Short task: Copy whichever lines contain the string "HOÀNG".

Dataset records:
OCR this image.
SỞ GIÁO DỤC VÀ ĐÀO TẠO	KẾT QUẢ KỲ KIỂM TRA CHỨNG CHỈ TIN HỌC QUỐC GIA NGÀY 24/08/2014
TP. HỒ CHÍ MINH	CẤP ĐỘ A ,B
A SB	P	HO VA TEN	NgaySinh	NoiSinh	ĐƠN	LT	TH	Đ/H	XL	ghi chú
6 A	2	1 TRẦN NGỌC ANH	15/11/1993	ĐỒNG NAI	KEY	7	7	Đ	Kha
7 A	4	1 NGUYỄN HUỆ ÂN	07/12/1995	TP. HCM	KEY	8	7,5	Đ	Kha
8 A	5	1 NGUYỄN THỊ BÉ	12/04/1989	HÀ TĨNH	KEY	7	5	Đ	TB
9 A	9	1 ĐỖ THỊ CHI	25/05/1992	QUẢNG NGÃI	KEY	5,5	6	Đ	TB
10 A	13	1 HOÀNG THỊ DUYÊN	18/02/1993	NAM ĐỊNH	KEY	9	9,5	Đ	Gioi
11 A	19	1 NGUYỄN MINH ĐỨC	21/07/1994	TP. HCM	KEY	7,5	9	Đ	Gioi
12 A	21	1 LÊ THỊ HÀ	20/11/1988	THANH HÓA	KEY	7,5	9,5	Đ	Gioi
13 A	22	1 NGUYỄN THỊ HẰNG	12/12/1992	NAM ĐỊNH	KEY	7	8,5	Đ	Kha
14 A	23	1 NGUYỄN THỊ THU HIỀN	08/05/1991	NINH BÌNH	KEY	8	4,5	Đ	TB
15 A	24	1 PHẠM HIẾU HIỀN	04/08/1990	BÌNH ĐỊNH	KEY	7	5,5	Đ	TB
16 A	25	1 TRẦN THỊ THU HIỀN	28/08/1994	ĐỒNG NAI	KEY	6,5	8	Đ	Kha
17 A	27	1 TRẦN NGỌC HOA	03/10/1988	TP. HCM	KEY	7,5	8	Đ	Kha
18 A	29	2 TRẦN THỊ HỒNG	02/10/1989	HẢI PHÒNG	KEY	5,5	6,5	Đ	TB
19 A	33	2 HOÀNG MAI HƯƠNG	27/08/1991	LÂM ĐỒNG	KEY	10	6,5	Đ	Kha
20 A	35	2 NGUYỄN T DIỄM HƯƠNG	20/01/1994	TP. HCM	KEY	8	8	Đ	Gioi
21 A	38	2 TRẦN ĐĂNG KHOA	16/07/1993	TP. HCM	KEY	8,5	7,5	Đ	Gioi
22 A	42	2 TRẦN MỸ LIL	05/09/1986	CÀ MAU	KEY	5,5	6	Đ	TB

The answer:
10 A	13	1 HOÀNG THỊ DUYÊN	18/02/1993	NAM ĐỊNH	KEY	9	9,5	Đ	Gioi
19 A	33	2 HOÀNG MAI HƯƠNG	27/08/1991	LÂM ĐỒNG	KEY	10	6,5	Đ	Kha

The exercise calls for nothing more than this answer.